OBJECTIVE: Reproduce every entry below precisely; do not include the pictures.
++++ THE RECORDS
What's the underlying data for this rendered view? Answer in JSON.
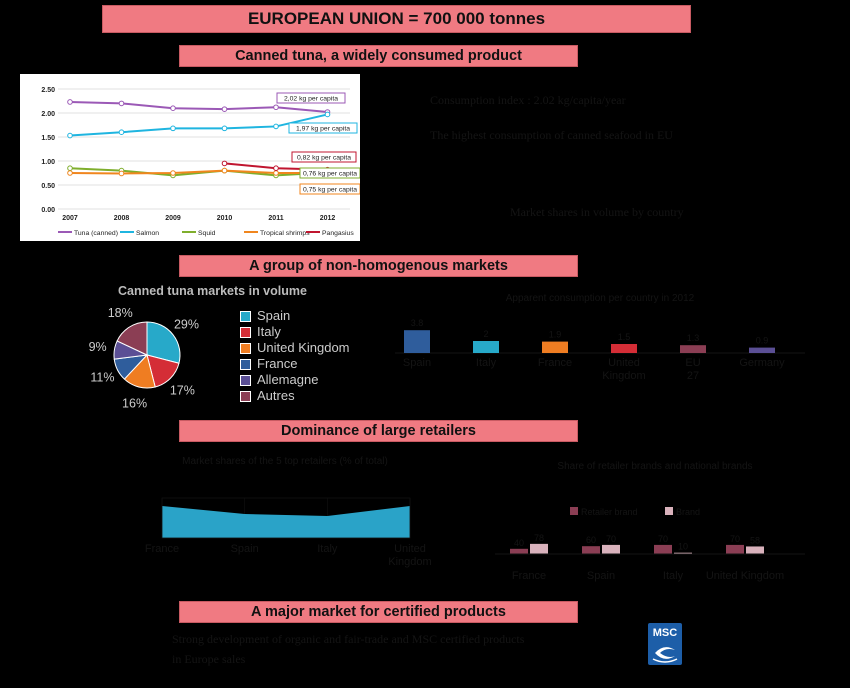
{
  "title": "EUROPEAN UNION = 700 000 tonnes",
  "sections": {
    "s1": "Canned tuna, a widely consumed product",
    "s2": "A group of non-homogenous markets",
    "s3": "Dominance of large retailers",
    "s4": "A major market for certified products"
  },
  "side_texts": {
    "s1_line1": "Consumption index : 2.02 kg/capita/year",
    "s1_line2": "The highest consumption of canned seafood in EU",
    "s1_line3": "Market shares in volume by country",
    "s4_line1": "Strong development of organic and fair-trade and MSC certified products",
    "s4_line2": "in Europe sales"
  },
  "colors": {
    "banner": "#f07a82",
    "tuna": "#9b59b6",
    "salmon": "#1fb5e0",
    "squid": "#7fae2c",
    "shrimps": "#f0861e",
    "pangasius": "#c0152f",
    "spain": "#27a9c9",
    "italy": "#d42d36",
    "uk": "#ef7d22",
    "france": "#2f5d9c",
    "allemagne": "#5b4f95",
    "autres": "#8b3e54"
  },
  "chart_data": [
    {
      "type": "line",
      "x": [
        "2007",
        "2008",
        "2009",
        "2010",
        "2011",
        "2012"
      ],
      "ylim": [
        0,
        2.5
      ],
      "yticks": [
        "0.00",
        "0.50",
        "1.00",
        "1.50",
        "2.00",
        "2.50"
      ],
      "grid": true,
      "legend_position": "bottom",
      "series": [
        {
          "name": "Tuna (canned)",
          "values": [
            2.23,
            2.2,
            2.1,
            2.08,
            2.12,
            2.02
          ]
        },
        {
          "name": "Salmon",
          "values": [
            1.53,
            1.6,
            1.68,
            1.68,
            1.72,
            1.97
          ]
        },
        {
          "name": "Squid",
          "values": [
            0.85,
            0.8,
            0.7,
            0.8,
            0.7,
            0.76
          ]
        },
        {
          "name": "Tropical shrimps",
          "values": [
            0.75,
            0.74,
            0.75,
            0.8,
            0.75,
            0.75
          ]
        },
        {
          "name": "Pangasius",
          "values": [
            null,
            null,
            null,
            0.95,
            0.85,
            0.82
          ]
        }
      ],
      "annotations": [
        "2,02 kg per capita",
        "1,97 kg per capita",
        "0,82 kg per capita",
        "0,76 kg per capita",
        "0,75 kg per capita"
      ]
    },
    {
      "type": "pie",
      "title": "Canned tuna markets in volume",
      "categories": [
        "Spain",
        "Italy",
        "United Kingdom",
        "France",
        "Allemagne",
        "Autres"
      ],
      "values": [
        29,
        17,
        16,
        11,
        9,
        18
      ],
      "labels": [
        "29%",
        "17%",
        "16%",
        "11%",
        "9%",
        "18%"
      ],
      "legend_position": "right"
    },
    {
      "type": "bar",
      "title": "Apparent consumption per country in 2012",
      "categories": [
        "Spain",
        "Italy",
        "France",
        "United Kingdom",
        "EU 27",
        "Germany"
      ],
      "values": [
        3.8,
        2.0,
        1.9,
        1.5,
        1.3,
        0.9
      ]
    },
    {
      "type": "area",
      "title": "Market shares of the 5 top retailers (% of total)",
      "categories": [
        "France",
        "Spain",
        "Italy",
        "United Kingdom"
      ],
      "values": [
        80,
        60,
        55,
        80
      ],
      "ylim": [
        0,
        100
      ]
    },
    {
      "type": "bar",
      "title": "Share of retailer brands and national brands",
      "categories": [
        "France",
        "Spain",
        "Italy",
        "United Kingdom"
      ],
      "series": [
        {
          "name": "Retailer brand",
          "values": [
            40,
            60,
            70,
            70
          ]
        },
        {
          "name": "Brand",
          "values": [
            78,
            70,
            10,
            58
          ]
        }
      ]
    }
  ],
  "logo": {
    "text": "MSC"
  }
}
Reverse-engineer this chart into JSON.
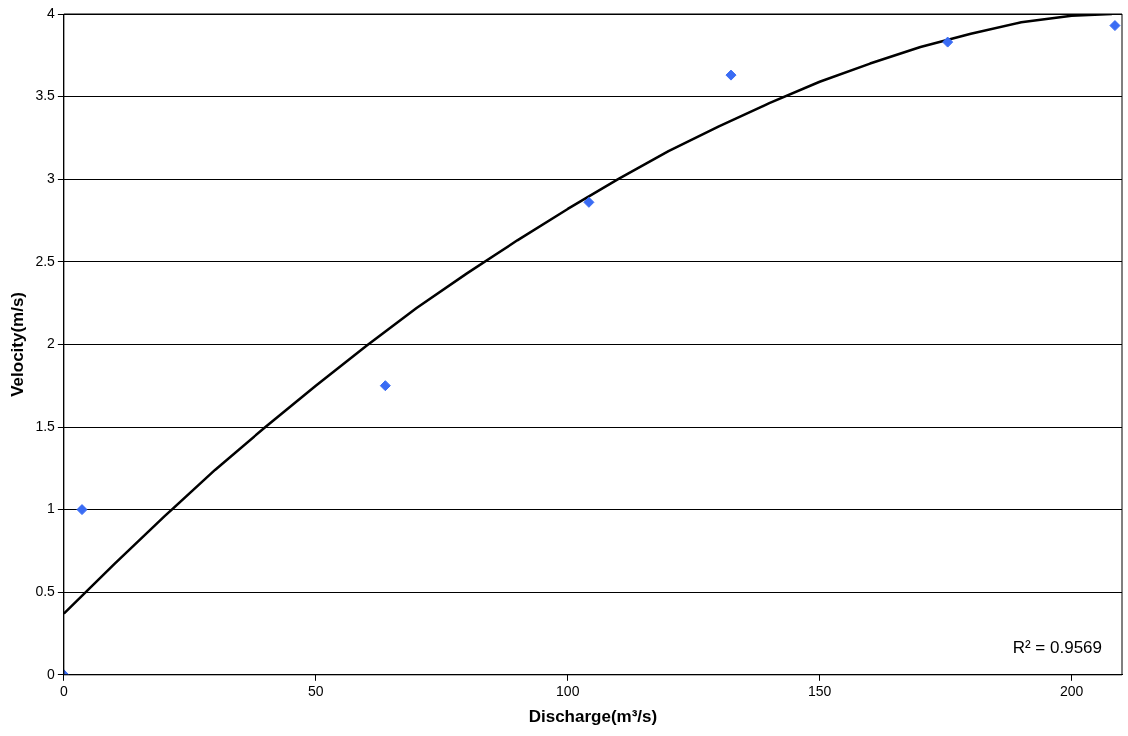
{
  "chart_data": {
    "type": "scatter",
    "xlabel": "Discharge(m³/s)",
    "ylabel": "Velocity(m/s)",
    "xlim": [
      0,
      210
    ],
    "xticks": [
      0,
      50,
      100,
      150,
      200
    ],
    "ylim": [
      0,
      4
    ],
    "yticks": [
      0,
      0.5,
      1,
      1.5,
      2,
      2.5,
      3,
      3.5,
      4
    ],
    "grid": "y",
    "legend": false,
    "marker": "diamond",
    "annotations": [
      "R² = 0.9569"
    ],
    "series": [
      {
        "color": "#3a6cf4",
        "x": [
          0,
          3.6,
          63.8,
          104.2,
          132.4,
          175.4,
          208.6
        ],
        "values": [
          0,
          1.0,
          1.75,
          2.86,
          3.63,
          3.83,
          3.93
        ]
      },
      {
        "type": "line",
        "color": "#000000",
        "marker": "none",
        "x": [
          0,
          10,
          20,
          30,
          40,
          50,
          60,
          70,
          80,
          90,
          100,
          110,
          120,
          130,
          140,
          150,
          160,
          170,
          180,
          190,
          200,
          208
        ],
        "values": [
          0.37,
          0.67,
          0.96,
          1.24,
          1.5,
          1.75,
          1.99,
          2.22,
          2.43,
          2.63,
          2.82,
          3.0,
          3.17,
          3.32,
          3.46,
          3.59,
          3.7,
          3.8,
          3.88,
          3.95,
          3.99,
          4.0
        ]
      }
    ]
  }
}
++++++++
WRITTEN ANSWER:
What's the underlying data for this rendered view? Answer in JSON.
{
  "title": "EUROPEAN UNION = 700 000 tonnes",
  "sections": {
    "s1": "Canned tuna, a widely consumed product",
    "s2": "A group of non-homogenous markets",
    "s3": "Dominance of large retailers",
    "s4": "A major market for certified products"
  },
  "side_texts": {
    "s1_line1": "Consumption index : 2.02 kg/capita/year",
    "s1_line2": "The highest consumption of canned seafood in EU",
    "s1_line3": "Market shares in volume by country",
    "s4_line1": "Strong development of organic and fair-trade and MSC certified products",
    "s4_line2": "in Europe sales"
  },
  "colors": {
    "banner": "#f07a82",
    "tuna": "#9b59b6",
    "salmon": "#1fb5e0",
    "squid": "#7fae2c",
    "shrimps": "#f0861e",
    "pangasius": "#c0152f",
    "spain": "#27a9c9",
    "italy": "#d42d36",
    "uk": "#ef7d22",
    "france": "#2f5d9c",
    "allemagne": "#5b4f95",
    "autres": "#8b3e54"
  },
  "chart_data": [
    {
      "type": "line",
      "x": [
        "2007",
        "2008",
        "2009",
        "2010",
        "2011",
        "2012"
      ],
      "ylim": [
        0,
        2.5
      ],
      "yticks": [
        "0.00",
        "0.50",
        "1.00",
        "1.50",
        "2.00",
        "2.50"
      ],
      "grid": true,
      "legend_position": "bottom",
      "series": [
        {
          "name": "Tuna (canned)",
          "values": [
            2.23,
            2.2,
            2.1,
            2.08,
            2.12,
            2.02
          ]
        },
        {
          "name": "Salmon",
          "values": [
            1.53,
            1.6,
            1.68,
            1.68,
            1.72,
            1.97
          ]
        },
        {
          "name": "Squid",
          "values": [
            0.85,
            0.8,
            0.7,
            0.8,
            0.7,
            0.76
          ]
        },
        {
          "name": "Tropical shrimps",
          "values": [
            0.75,
            0.74,
            0.75,
            0.8,
            0.75,
            0.75
          ]
        },
        {
          "name": "Pangasius",
          "values": [
            null,
            null,
            null,
            0.95,
            0.85,
            0.82
          ]
        }
      ],
      "annotations": [
        "2,02 kg per capita",
        "1,97 kg per capita",
        "0,82 kg per capita",
        "0,76 kg per capita",
        "0,75 kg per capita"
      ]
    },
    {
      "type": "pie",
      "title": "Canned tuna markets in volume",
      "categories": [
        "Spain",
        "Italy",
        "United Kingdom",
        "France",
        "Allemagne",
        "Autres"
      ],
      "values": [
        29,
        17,
        16,
        11,
        9,
        18
      ],
      "labels": [
        "29%",
        "17%",
        "16%",
        "11%",
        "9%",
        "18%"
      ],
      "legend_position": "right"
    },
    {
      "type": "bar",
      "title": "Apparent consumption per country in 2012",
      "categories": [
        "Spain",
        "Italy",
        "France",
        "United Kingdom",
        "EU 27",
        "Germany"
      ],
      "values": [
        3.8,
        2.0,
        1.9,
        1.5,
        1.3,
        0.9
      ]
    },
    {
      "type": "area",
      "title": "Market shares of the 5 top retailers (% of total)",
      "categories": [
        "France",
        "Spain",
        "Italy",
        "United Kingdom"
      ],
      "values": [
        80,
        60,
        55,
        80
      ],
      "ylim": [
        0,
        100
      ]
    },
    {
      "type": "bar",
      "title": "Share of retailer brands and national brands",
      "categories": [
        "France",
        "Spain",
        "Italy",
        "United Kingdom"
      ],
      "series": [
        {
          "name": "Retailer brand",
          "values": [
            40,
            60,
            70,
            70
          ]
        },
        {
          "name": "Brand",
          "values": [
            78,
            70,
            10,
            58
          ]
        }
      ]
    }
  ],
  "logo": {
    "text": "MSC"
  }
}
Reverse-engineer this chart into JSON.
{
  "chart_data": {
    "type": "scatter",
    "xlabel": "Discharge(m³/s)",
    "ylabel": "Velocity(m/s)",
    "xlim": [
      0,
      210
    ],
    "xticks": [
      0,
      50,
      100,
      150,
      200
    ],
    "ylim": [
      0,
      4
    ],
    "yticks": [
      0,
      0.5,
      1,
      1.5,
      2,
      2.5,
      3,
      3.5,
      4
    ],
    "grid": "y",
    "legend": false,
    "marker": "diamond",
    "annotations": [
      "R² = 0.9569"
    ],
    "series": [
      {
        "color": "#3a6cf4",
        "x": [
          0,
          3.6,
          63.8,
          104.2,
          132.4,
          175.4,
          208.6
        ],
        "values": [
          0,
          1.0,
          1.75,
          2.86,
          3.63,
          3.83,
          3.93
        ]
      },
      {
        "type": "line",
        "color": "#000000",
        "marker": "none",
        "x": [
          0,
          10,
          20,
          30,
          40,
          50,
          60,
          70,
          80,
          90,
          100,
          110,
          120,
          130,
          140,
          150,
          160,
          170,
          180,
          190,
          200,
          208
        ],
        "values": [
          0.37,
          0.67,
          0.96,
          1.24,
          1.5,
          1.75,
          1.99,
          2.22,
          2.43,
          2.63,
          2.82,
          3.0,
          3.17,
          3.32,
          3.46,
          3.59,
          3.7,
          3.8,
          3.88,
          3.95,
          3.99,
          4.0
        ]
      }
    ]
  }
}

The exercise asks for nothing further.